Goal of the exercise: Repeat every line exactly, keeping the pictures out of the copy.

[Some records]
·····

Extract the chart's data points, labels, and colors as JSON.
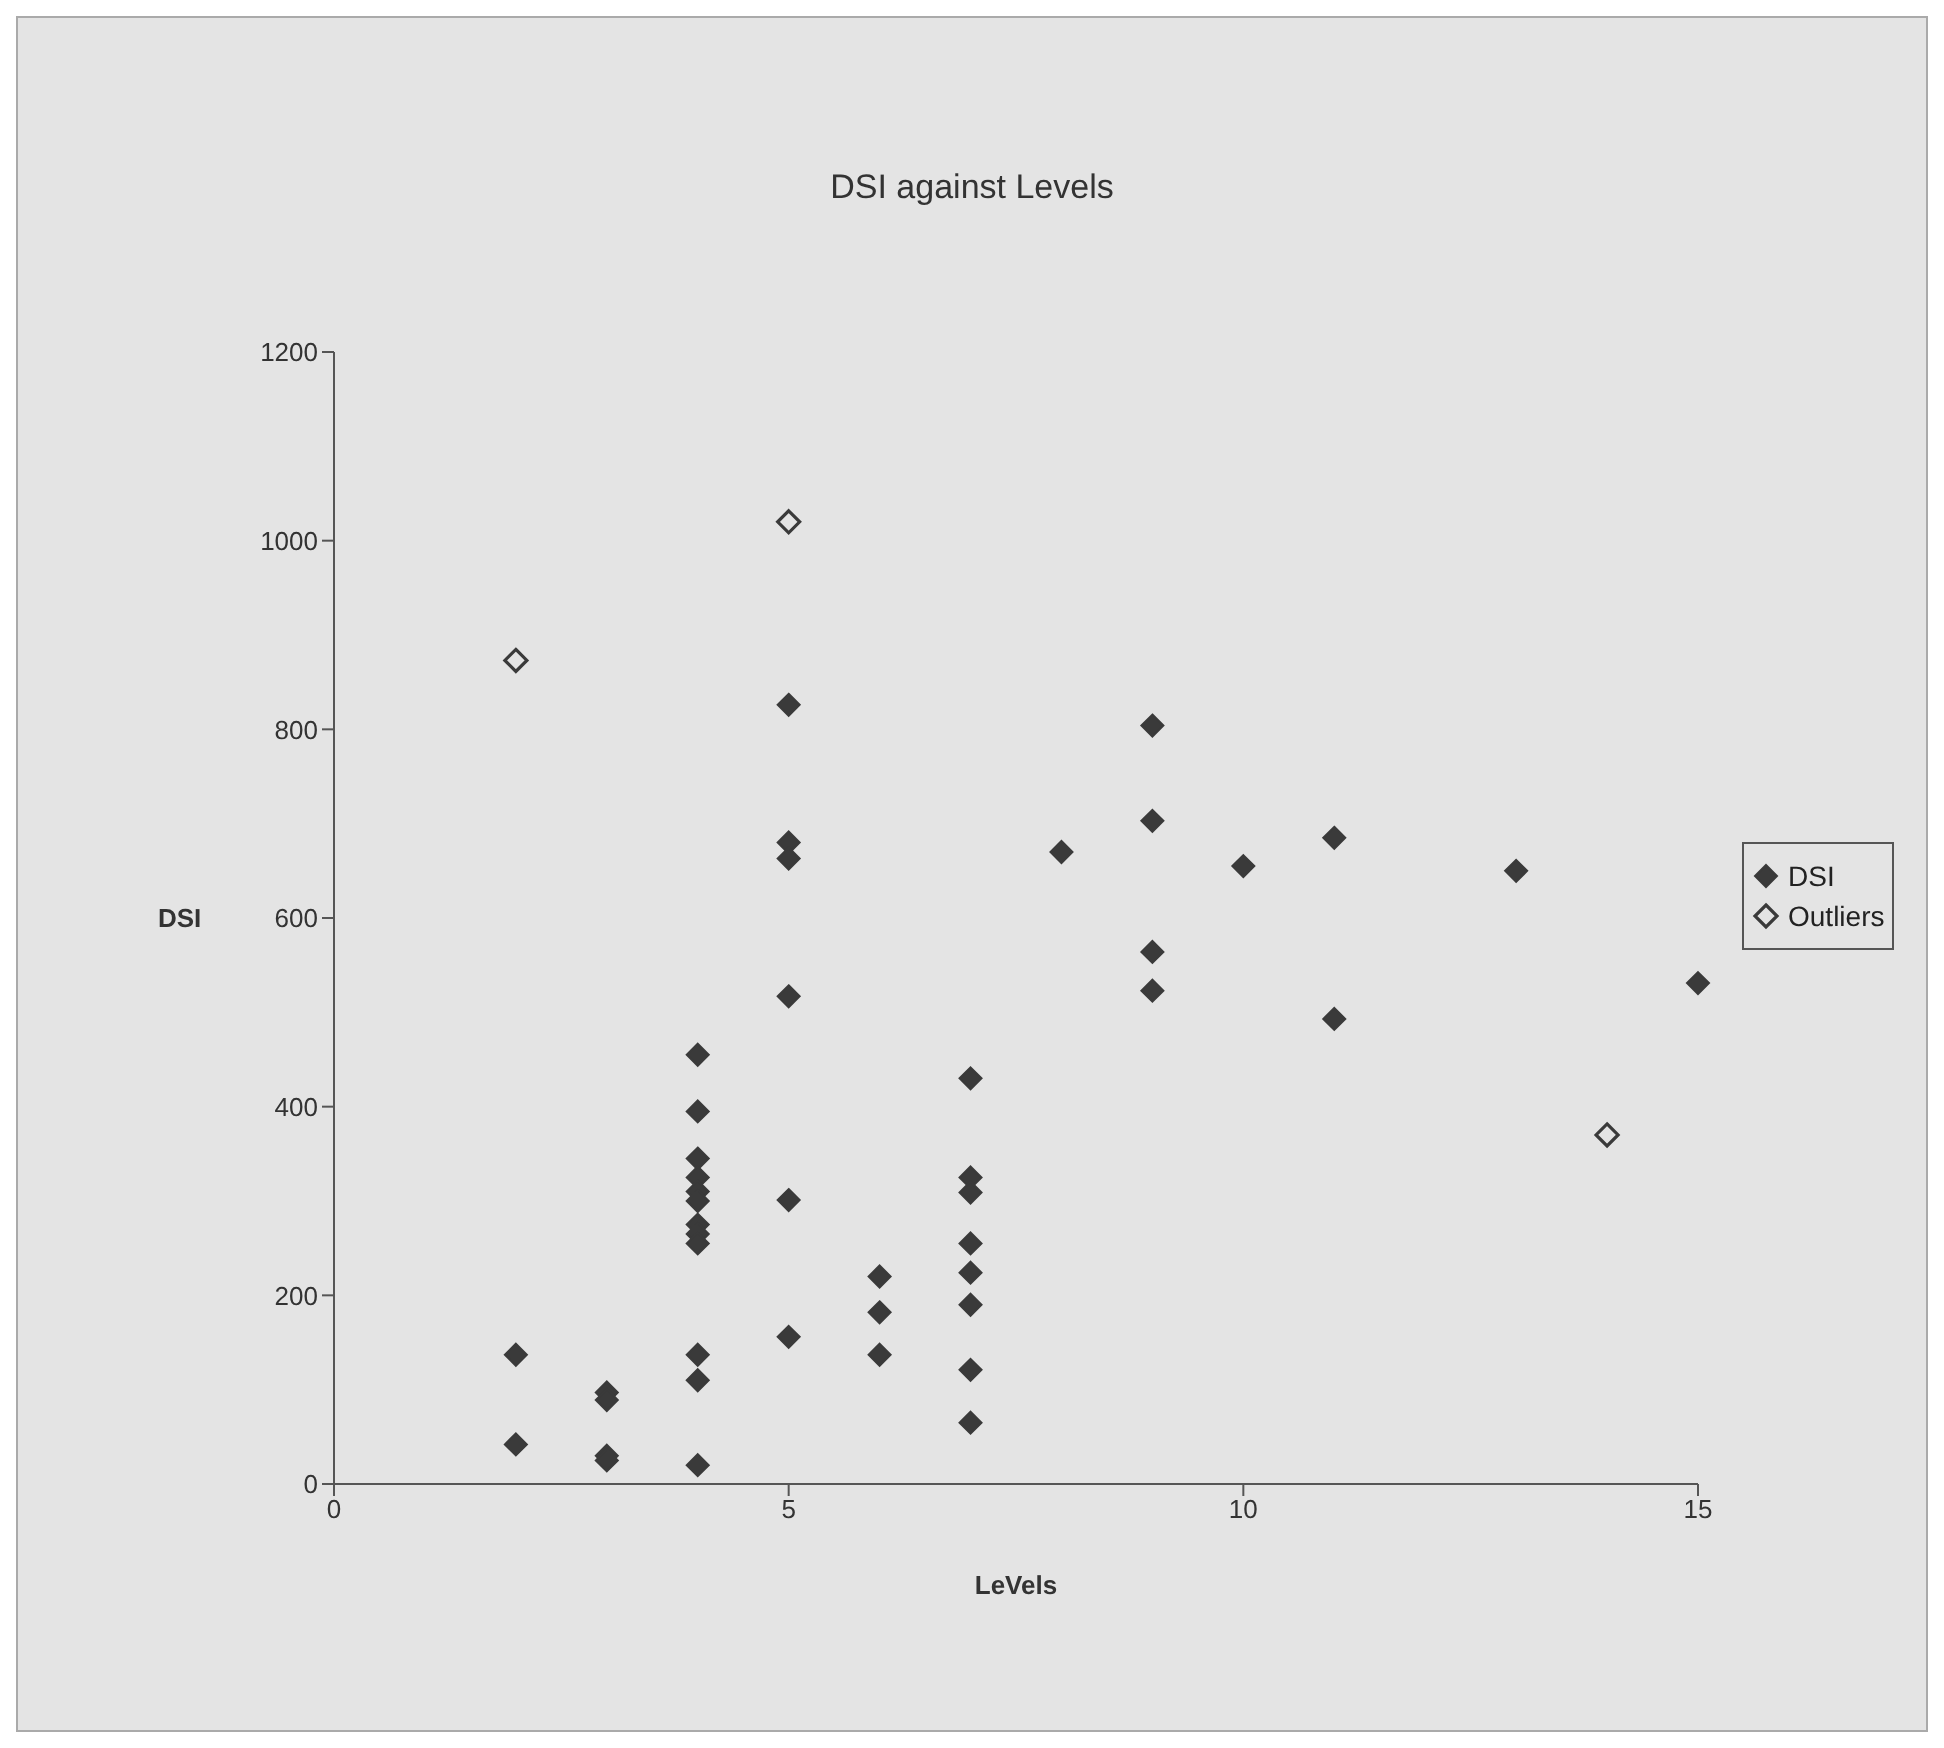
{
  "chart_data": {
    "type": "scatter",
    "title": "DSI against Levels",
    "xlabel": "LeVels",
    "ylabel": "DSI",
    "xlim": [
      0,
      15
    ],
    "xticks": [
      0,
      5,
      10,
      15
    ],
    "ylim": [
      0,
      1200
    ],
    "yticks": [
      0,
      200,
      400,
      600,
      800,
      1000,
      1200
    ],
    "legend": "right",
    "marker": "diamond",
    "series": [
      {
        "name": "DSI",
        "color": "#3a3a3a",
        "x": [
          2,
          2,
          3,
          3,
          3,
          3,
          4,
          4,
          4,
          4,
          4,
          4,
          4,
          4,
          4,
          4,
          4,
          4,
          5,
          5,
          5,
          5,
          5,
          5,
          6,
          6,
          6,
          7,
          7,
          7,
          7,
          7,
          7,
          7,
          7,
          8,
          9,
          9,
          9,
          9,
          10,
          11,
          11,
          13,
          15
        ],
        "values": [
          137,
          42,
          97,
          89,
          30,
          25,
          455,
          395,
          345,
          325,
          310,
          300,
          275,
          265,
          255,
          137,
          110,
          20,
          826,
          680,
          663,
          517,
          301,
          156,
          220,
          182,
          137,
          430,
          325,
          309,
          255,
          224,
          190,
          121,
          65,
          670,
          804,
          703,
          564,
          523,
          655,
          685,
          493,
          650,
          531
        ]
      },
      {
        "name": "Outliers",
        "color": "#3a3a3a",
        "x": [
          2,
          5,
          14
        ],
        "values": [
          873,
          1020,
          370
        ]
      }
    ]
  }
}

·····

Worked solution:
Extract the chart's data points, labels, and colors as JSON.
{
  "chart_data": {
    "type": "scatter",
    "title": "DSI against Levels",
    "xlabel": "LeVels",
    "ylabel": "DSI",
    "xlim": [
      0,
      15
    ],
    "xticks": [
      0,
      5,
      10,
      15
    ],
    "ylim": [
      0,
      1200
    ],
    "yticks": [
      0,
      200,
      400,
      600,
      800,
      1000,
      1200
    ],
    "legend": "right",
    "marker": "diamond",
    "series": [
      {
        "name": "DSI",
        "color": "#3a3a3a",
        "x": [
          2,
          2,
          3,
          3,
          3,
          3,
          4,
          4,
          4,
          4,
          4,
          4,
          4,
          4,
          4,
          4,
          4,
          4,
          5,
          5,
          5,
          5,
          5,
          5,
          6,
          6,
          6,
          7,
          7,
          7,
          7,
          7,
          7,
          7,
          7,
          8,
          9,
          9,
          9,
          9,
          10,
          11,
          11,
          13,
          15
        ],
        "values": [
          137,
          42,
          97,
          89,
          30,
          25,
          455,
          395,
          345,
          325,
          310,
          300,
          275,
          265,
          255,
          137,
          110,
          20,
          826,
          680,
          663,
          517,
          301,
          156,
          220,
          182,
          137,
          430,
          325,
          309,
          255,
          224,
          190,
          121,
          65,
          670,
          804,
          703,
          564,
          523,
          655,
          685,
          493,
          650,
          531
        ]
      },
      {
        "name": "Outliers",
        "color": "#3a3a3a",
        "x": [
          2,
          5,
          14
        ],
        "values": [
          873,
          1020,
          370
        ]
      }
    ]
  }
}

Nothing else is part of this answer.